— START MATERIALS PROVIDED —
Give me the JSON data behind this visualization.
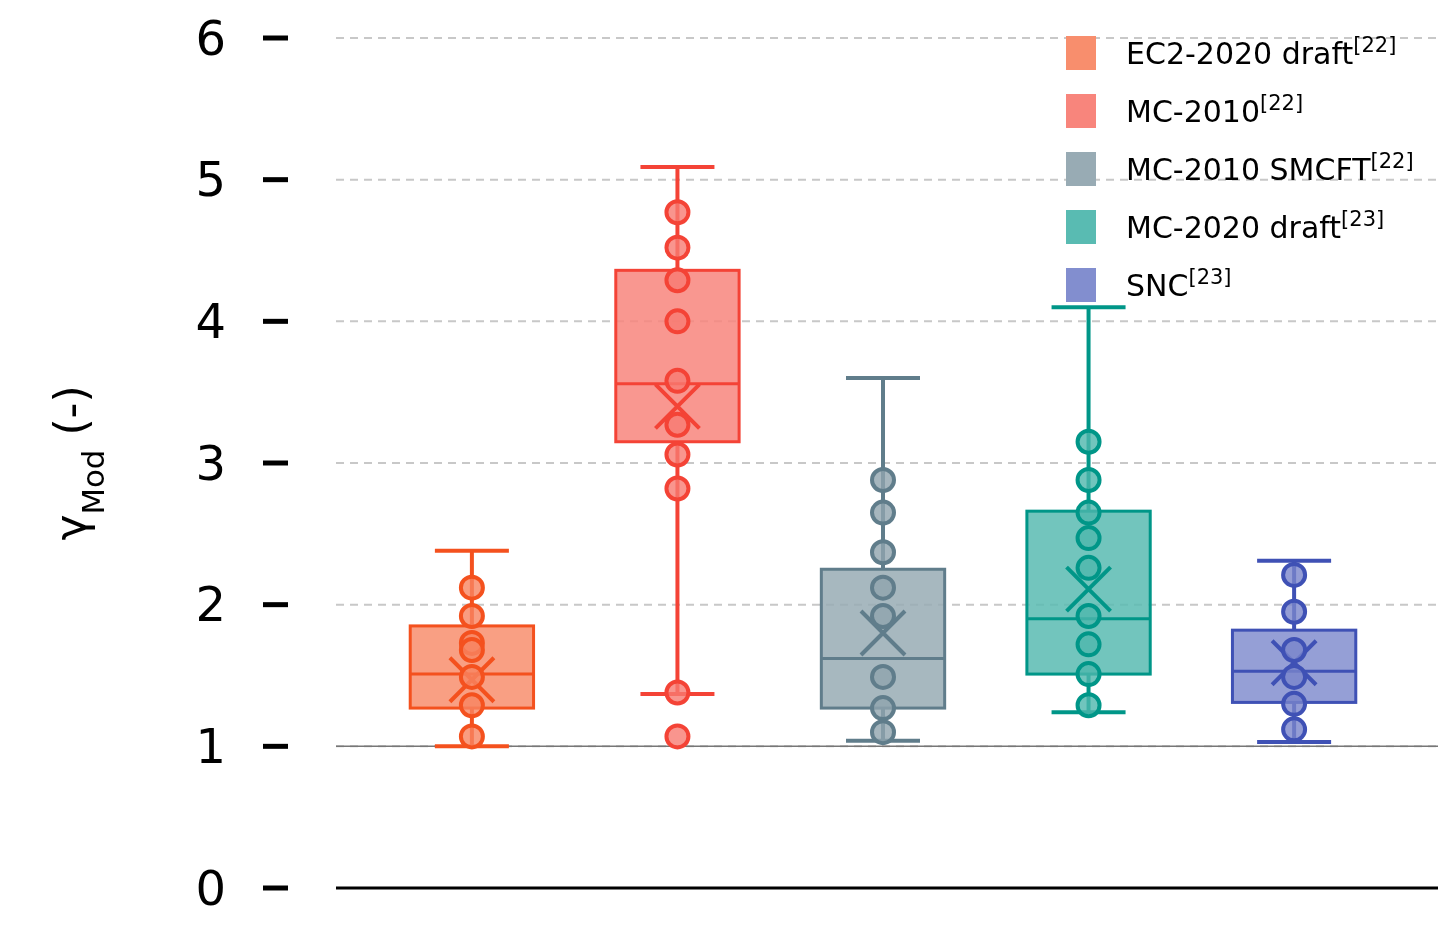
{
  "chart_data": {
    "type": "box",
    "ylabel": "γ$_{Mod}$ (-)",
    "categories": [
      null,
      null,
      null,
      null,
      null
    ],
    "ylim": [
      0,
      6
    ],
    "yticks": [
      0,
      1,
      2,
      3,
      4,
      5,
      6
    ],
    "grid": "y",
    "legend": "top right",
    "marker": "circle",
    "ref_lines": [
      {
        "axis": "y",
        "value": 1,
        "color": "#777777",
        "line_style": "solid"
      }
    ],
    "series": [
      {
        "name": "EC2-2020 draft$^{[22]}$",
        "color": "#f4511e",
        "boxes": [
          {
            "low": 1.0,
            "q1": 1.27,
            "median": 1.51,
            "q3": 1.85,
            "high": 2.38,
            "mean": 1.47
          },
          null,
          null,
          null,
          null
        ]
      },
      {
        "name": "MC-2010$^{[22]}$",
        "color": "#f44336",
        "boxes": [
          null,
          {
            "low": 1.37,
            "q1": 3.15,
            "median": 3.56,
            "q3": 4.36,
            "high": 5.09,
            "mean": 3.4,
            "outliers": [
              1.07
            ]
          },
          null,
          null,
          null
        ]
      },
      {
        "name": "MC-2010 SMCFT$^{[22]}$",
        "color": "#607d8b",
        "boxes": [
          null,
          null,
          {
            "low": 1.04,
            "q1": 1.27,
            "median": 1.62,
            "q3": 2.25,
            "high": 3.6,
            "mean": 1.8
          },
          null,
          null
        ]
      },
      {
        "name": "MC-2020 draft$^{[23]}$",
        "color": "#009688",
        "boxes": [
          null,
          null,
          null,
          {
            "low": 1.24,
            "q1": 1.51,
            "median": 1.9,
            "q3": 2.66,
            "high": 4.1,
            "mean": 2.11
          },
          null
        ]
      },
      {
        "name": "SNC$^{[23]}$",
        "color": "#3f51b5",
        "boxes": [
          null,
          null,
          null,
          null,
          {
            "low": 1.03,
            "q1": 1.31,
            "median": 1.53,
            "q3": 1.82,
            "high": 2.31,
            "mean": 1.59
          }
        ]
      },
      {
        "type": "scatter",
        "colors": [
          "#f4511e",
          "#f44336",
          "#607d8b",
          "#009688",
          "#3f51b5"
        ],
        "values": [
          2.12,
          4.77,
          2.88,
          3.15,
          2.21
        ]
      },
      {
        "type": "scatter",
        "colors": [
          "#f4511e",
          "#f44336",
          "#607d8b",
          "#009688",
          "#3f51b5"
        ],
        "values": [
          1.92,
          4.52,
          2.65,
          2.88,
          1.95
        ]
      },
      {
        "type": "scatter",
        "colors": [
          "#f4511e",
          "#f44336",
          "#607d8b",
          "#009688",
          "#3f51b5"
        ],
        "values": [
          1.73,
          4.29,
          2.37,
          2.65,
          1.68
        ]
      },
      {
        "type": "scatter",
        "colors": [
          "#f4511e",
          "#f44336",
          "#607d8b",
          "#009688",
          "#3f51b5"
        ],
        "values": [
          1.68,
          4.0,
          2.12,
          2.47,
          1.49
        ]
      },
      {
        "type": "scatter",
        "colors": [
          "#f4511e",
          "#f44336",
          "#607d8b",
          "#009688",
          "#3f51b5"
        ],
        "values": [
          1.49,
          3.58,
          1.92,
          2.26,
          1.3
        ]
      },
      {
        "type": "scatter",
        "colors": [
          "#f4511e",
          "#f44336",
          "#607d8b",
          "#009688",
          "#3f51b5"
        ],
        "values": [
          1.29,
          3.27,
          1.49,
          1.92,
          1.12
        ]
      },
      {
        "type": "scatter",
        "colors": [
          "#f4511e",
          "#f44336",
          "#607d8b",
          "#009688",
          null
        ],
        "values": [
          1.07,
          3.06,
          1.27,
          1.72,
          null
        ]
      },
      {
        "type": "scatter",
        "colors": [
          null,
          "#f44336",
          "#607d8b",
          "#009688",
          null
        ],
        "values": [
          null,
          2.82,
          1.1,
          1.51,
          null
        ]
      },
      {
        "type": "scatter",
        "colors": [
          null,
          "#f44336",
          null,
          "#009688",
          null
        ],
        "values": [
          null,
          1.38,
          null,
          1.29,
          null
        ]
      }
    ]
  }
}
— END MATERIALS PROVIDED —
— START MATERIALS PROVIDED —
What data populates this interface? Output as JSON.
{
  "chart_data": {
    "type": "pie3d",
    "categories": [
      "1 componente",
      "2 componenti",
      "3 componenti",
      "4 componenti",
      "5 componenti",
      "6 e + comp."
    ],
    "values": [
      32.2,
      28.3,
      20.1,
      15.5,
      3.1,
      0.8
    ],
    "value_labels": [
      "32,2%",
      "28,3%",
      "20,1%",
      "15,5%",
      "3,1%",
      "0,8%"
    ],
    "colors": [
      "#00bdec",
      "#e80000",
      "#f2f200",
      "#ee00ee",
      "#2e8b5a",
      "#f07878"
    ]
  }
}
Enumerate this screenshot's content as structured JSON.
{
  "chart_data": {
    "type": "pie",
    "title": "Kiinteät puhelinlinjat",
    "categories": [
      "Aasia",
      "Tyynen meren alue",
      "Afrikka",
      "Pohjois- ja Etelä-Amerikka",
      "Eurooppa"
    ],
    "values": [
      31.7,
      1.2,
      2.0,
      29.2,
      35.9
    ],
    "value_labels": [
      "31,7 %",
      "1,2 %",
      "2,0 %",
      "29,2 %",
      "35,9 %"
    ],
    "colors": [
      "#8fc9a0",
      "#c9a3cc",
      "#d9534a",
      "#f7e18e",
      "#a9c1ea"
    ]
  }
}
— END MATERIALS PROVIDED —
▸ **TASK DIRECTIONS**: Locate each line containing the string "draft" and show it.

▸ **CORRECT ANSWER**:
        "name": "EC2-2020 draft$^{[22]}$",
        "name": "MC-2020 draft$^{[23]}$",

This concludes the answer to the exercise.